● Task details
Of the lines listed below, how many contain the string "송학글래스톤엔그레이스모나코"? Answer with the number alone.

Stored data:
+++
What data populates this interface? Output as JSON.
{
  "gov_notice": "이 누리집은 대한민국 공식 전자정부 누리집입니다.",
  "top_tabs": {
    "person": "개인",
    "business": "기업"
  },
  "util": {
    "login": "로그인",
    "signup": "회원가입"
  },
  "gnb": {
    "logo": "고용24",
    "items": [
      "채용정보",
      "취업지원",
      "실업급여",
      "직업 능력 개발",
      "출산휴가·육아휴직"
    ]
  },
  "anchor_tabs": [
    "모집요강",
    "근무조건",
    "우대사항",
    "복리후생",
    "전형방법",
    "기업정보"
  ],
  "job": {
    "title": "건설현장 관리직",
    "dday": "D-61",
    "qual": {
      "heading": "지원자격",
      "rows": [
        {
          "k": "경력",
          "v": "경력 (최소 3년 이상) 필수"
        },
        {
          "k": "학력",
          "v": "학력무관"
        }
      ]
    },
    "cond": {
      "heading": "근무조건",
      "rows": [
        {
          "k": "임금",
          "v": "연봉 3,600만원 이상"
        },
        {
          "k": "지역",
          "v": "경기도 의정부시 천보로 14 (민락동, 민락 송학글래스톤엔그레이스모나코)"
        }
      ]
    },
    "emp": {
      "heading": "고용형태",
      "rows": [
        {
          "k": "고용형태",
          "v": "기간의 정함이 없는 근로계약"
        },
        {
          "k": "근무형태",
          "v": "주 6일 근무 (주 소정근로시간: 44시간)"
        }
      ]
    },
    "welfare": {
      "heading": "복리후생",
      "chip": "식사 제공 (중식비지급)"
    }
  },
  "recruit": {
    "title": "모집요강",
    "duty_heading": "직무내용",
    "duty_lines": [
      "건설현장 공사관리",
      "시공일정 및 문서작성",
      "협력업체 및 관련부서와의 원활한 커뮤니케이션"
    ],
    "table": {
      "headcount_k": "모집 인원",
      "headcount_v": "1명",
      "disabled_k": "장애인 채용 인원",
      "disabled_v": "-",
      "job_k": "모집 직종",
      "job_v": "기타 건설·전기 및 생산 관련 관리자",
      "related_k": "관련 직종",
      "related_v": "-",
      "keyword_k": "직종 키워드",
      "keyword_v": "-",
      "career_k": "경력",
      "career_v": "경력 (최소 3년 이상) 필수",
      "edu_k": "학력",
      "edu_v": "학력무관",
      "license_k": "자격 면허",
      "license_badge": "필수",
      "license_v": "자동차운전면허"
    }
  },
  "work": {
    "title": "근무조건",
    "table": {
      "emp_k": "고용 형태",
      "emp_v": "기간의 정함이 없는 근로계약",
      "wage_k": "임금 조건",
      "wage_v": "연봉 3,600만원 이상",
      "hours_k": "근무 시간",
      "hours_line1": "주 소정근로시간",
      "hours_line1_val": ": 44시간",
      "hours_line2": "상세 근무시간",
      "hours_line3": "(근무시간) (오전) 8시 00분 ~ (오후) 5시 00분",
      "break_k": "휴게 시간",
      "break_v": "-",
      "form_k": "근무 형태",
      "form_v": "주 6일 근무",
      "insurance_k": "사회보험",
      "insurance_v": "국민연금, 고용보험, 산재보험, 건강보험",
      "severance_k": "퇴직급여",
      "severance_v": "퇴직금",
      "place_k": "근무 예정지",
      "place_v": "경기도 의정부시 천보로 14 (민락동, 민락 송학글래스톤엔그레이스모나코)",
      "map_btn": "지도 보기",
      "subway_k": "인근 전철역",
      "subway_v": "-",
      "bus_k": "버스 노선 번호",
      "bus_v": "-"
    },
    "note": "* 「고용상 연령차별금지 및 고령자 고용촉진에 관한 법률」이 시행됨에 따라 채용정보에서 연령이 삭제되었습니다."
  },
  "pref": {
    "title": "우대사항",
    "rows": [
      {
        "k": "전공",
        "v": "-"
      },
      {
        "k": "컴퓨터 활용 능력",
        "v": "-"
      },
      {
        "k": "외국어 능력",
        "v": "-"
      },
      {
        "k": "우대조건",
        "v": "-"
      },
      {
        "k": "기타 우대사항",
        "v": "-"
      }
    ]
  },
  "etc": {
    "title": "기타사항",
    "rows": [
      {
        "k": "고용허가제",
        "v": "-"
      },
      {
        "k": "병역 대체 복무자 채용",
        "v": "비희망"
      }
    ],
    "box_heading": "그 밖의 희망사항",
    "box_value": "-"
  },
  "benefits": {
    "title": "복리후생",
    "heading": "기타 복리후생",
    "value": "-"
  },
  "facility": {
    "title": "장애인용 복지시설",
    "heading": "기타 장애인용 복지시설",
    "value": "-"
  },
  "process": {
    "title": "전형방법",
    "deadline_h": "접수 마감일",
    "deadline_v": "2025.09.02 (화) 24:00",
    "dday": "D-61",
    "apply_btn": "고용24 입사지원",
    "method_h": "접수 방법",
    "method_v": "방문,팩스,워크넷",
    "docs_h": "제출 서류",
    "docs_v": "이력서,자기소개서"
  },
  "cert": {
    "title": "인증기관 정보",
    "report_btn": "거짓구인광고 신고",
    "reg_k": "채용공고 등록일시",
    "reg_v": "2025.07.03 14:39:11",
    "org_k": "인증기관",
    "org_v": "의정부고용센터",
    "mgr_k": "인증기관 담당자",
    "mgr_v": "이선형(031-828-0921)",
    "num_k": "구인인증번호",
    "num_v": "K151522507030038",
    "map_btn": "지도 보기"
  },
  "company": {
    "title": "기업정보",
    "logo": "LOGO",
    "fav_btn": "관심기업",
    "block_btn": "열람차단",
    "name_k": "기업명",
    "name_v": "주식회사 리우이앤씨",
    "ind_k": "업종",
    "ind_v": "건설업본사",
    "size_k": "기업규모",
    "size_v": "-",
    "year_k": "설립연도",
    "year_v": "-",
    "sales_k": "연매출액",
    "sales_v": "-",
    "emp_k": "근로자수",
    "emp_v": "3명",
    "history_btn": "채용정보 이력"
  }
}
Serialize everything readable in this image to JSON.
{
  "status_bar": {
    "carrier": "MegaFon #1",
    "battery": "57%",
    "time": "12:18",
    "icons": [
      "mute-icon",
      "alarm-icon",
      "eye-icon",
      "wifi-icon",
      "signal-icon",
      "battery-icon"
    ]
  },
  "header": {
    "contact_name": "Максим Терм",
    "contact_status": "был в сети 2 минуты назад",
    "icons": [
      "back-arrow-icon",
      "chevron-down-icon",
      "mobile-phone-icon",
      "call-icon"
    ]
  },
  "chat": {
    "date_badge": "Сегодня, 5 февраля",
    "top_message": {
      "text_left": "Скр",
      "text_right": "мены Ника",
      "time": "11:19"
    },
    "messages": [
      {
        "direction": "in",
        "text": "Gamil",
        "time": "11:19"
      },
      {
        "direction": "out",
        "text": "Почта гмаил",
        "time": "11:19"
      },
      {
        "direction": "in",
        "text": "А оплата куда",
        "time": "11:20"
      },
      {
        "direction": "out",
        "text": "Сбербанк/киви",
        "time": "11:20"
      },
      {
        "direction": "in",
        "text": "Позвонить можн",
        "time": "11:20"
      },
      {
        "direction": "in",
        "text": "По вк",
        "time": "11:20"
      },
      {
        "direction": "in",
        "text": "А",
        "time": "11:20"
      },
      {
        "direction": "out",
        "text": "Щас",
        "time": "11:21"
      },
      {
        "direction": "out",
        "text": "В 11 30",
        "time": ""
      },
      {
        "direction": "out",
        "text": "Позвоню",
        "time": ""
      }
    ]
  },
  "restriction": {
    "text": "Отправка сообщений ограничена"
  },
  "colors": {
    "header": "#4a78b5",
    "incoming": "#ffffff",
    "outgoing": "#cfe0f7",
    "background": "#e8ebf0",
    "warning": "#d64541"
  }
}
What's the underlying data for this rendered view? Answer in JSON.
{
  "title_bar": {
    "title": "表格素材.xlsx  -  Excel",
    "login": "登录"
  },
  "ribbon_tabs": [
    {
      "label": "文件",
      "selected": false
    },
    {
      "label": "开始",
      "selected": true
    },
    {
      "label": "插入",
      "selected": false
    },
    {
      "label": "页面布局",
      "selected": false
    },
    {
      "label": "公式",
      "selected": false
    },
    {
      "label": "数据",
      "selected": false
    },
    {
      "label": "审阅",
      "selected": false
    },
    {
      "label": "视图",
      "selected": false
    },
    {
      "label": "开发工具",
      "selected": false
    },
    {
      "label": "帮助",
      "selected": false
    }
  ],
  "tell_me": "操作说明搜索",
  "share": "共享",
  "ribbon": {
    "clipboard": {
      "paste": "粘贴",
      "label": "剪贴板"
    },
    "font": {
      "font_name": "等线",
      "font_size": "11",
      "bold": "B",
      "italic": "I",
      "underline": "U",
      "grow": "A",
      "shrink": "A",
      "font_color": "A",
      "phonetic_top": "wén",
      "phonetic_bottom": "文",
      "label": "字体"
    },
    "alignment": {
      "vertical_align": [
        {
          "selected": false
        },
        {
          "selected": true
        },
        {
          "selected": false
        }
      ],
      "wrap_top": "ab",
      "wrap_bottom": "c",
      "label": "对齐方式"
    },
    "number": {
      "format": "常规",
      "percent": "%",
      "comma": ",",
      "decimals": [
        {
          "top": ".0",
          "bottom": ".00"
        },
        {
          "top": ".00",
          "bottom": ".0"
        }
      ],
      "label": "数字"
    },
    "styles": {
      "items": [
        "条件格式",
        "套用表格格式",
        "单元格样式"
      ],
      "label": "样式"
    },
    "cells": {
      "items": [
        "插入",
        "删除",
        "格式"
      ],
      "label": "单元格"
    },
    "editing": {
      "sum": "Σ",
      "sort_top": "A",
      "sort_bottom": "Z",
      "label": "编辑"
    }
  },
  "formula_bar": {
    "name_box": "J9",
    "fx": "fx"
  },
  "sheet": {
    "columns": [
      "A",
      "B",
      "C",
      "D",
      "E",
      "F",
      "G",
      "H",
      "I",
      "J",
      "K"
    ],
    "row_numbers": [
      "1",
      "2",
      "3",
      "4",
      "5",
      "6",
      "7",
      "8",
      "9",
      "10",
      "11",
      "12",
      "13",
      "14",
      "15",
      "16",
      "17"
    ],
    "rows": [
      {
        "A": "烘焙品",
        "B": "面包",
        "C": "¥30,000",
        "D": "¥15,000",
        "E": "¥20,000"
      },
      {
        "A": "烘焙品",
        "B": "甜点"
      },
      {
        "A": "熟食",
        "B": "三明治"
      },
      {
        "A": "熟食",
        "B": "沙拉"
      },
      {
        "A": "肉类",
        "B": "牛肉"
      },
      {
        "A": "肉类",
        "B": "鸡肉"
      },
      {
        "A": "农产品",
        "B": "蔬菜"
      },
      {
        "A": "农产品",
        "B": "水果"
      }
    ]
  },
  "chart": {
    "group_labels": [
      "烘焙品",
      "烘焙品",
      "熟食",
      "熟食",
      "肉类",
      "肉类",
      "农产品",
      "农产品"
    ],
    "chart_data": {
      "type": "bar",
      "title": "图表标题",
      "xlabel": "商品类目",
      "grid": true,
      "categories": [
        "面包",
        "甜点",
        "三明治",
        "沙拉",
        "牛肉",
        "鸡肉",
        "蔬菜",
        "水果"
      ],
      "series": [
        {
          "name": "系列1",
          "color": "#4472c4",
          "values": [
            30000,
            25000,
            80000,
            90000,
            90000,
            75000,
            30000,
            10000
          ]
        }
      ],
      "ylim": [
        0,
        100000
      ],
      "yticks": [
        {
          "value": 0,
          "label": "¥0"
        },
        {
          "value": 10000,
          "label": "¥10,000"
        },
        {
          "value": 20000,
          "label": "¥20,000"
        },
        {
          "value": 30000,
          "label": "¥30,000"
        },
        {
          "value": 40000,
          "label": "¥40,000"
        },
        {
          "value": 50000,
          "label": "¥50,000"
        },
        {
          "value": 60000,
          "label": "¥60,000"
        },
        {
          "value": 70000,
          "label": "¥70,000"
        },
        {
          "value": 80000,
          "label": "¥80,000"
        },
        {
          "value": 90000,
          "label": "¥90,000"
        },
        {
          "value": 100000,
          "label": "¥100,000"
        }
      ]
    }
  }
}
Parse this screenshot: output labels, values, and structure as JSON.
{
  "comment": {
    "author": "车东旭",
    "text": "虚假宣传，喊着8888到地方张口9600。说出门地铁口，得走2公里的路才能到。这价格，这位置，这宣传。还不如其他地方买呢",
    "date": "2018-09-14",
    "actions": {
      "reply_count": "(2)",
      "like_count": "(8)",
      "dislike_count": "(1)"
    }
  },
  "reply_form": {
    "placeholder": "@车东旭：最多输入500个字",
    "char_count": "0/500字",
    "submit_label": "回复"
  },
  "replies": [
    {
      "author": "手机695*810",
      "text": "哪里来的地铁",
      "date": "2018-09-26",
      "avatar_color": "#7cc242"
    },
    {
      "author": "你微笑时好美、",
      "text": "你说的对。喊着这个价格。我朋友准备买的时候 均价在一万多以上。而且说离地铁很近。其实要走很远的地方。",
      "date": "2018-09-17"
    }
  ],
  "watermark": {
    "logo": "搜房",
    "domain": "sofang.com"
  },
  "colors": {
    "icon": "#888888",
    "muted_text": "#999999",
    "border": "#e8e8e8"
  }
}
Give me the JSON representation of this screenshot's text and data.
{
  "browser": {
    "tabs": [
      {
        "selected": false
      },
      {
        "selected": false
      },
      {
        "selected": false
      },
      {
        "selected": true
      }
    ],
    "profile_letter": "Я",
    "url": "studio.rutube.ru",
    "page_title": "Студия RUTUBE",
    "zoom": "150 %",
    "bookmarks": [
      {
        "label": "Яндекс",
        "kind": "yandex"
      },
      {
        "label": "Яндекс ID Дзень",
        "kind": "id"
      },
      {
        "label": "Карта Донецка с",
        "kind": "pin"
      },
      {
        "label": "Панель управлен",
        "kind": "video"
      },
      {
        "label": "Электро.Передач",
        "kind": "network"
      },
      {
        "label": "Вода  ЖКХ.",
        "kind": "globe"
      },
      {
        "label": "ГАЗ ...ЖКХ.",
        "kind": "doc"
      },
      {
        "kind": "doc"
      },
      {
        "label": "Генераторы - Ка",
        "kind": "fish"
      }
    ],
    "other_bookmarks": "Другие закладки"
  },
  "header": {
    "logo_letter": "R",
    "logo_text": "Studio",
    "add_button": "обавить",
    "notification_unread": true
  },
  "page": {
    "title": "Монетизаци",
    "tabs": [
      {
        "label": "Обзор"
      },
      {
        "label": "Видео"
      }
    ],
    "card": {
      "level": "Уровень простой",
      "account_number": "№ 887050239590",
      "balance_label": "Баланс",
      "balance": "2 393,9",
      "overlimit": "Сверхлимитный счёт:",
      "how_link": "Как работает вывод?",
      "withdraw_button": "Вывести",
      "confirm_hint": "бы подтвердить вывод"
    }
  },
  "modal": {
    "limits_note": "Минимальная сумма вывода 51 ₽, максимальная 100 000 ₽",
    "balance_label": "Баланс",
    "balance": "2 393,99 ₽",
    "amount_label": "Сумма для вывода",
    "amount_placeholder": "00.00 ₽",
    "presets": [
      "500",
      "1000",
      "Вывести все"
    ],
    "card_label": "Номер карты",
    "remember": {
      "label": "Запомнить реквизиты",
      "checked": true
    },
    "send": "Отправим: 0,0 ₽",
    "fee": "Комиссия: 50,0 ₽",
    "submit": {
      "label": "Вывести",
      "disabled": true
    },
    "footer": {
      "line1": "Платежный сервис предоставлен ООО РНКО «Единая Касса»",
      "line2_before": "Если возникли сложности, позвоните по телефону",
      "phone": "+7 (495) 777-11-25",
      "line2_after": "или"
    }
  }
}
+++
● Answer for this exercise
2